WHAT THE EXERCISE ASKS -> Each entry below should be returned exactly as is, with the pictures removed.

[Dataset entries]
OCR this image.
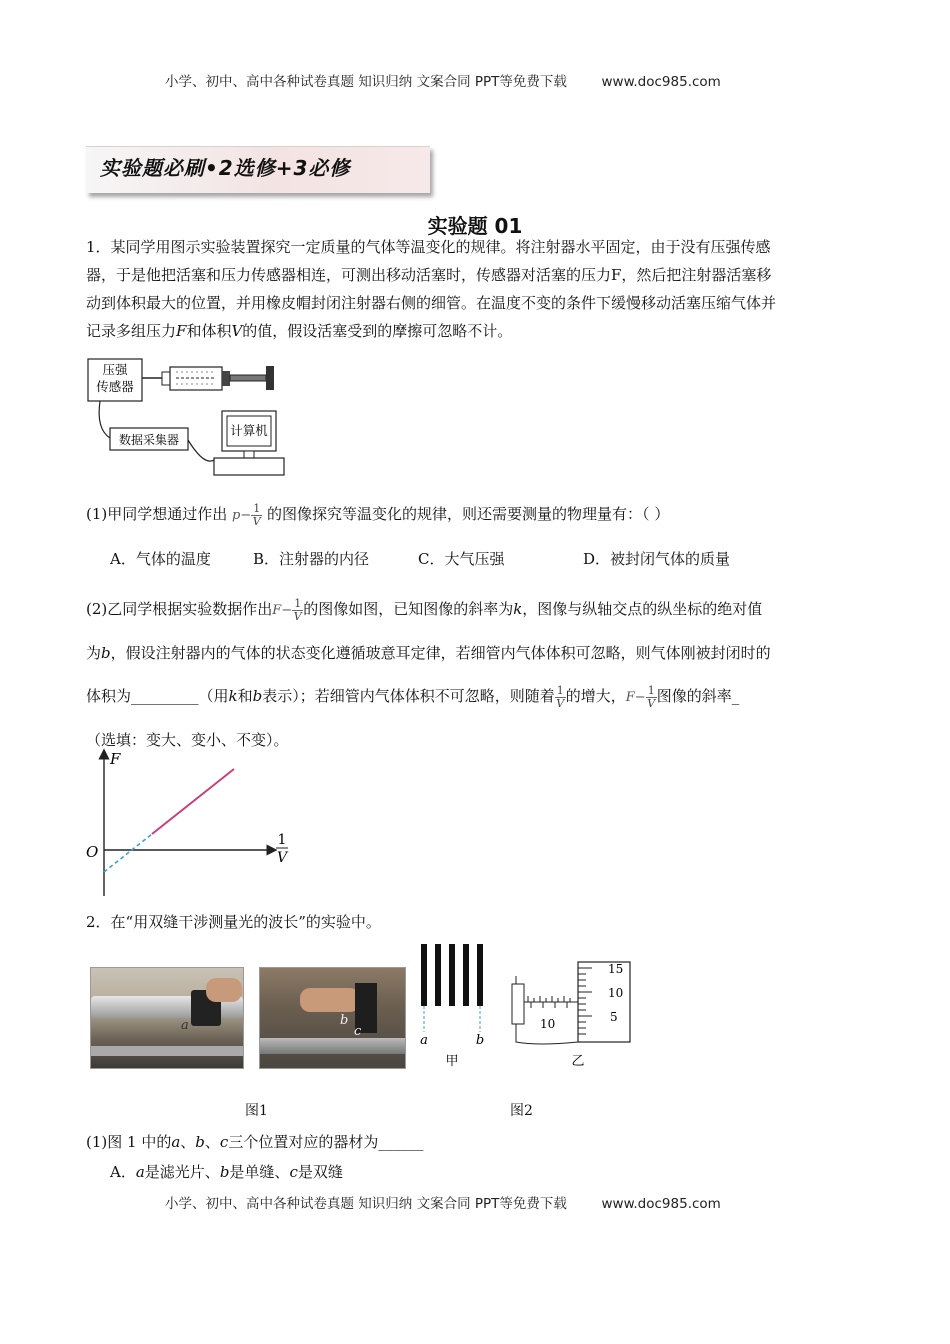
小学、初中、高中各种试卷真题 知识归纳 文案合同 PPT等免费下载	www.doc985.com
实验题必刷•2选修+3必修
实验题 01
1．某同学用图示实验装置探究一定质量的气体等温变化的规律。将注射器水平固定，由于没有压强传感
器，于是他把活塞和压力传感器相连，可测出移动活塞时，传感器对活塞的压力F，然后把注射器活塞移
动到体积最大的位置，并用橡皮帽封闭注射器右侧的细管。在温度不变的条件下缓慢移动活塞压缩气体并
记录多组压力F和体积V的值，假设活塞受到的摩擦可忽略不计。
压强
传感器
数据采集器
计算机
(1)甲同学想通过作出 $p- \frac{1}{V}$ 的图像探究等温变化的规律，则还需要测量的物理量有：（ ）
A．气体的温度	B．注射器的内径	C．大气压强	D．被封闭气体的质量
(2)乙同学根据实验数据作出$F- \frac{1}{V}$ 的图像如图，已知图像的斜率为k，图像与纵轴交点的纵坐标的绝对值
为b，假设注射器内的气体的状态变化遵循玻意耳定律，若细管内气体体积可忽略，则气体刚被封闭时的
体积为_________（用k和b表示）；若细管内气体体积不可忽略，则随着 $\frac{1}{V}$ 的增大，$F- \frac{1}{V}$ 图像的斜率_
（选填：变大、变小、不变）。
F
O
1
V
2．在“用双缝干涉测量光的波长”的实验中。
a	b
c
a	b
甲
15
10
5
10
乙
图1	图2
(1)图 1 中的a、b、c三个位置对应的器材为______
A．a是滤光片、b是单缝、c是双缝
小学、初中、高中各种试卷真题 知识归纳 文案合同 PPT等免费下载	www.doc985.com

RESPONSE ->
OCR this image.
小学、初中、高中各种试卷真题 知识归纳 文案合同 PPT等免费下载	www.doc985.com
实验题必刷•2选修+3必修
实验题 01
1．某同学用图示实验装置探究一定质量的气体等温变化的规律。将注射器水平固定，由于没有压强传感
器，于是他把活塞和压力传感器相连，可测出移动活塞时，传感器对活塞的压力F，然后把注射器活塞移
动到体积最大的位置，并用橡皮帽封闭注射器右侧的细管。在温度不变的条件下缓慢移动活塞压缩气体并
记录多组压力F和体积V的值，假设活塞受到的摩擦可忽略不计。
压强
传感器
数据采集器
计算机
(1)甲同学想通过作出 $p- \frac{1}{V}$ 的图像探究等温变化的规律，则还需要测量的物理量有：（ ）
A．气体的温度	B．注射器的内径	C．大气压强	D．被封闭气体的质量
(2)乙同学根据实验数据作出$F- \frac{1}{V}$ 的图像如图，已知图像的斜率为k，图像与纵轴交点的纵坐标的绝对值
为b，假设注射器内的气体的状态变化遵循玻意耳定律，若细管内气体体积可忽略，则气体刚被封闭时的
体积为_________（用k和b表示）；若细管内气体体积不可忽略，则随着 $\frac{1}{V}$ 的增大，$F- \frac{1}{V}$ 图像的斜率_
（选填：变大、变小、不变）。
F
O
1
V
2．在“用双缝干涉测量光的波长”的实验中。
a	b
c
a	b
甲
15
10
5
10
乙
图1	图2
(1)图 1 中的a、b、c三个位置对应的器材为______
A．a是滤光片、b是单缝、c是双缝
小学、初中、高中各种试卷真题 知识归纳 文案合同 PPT等免费下载	www.doc985.com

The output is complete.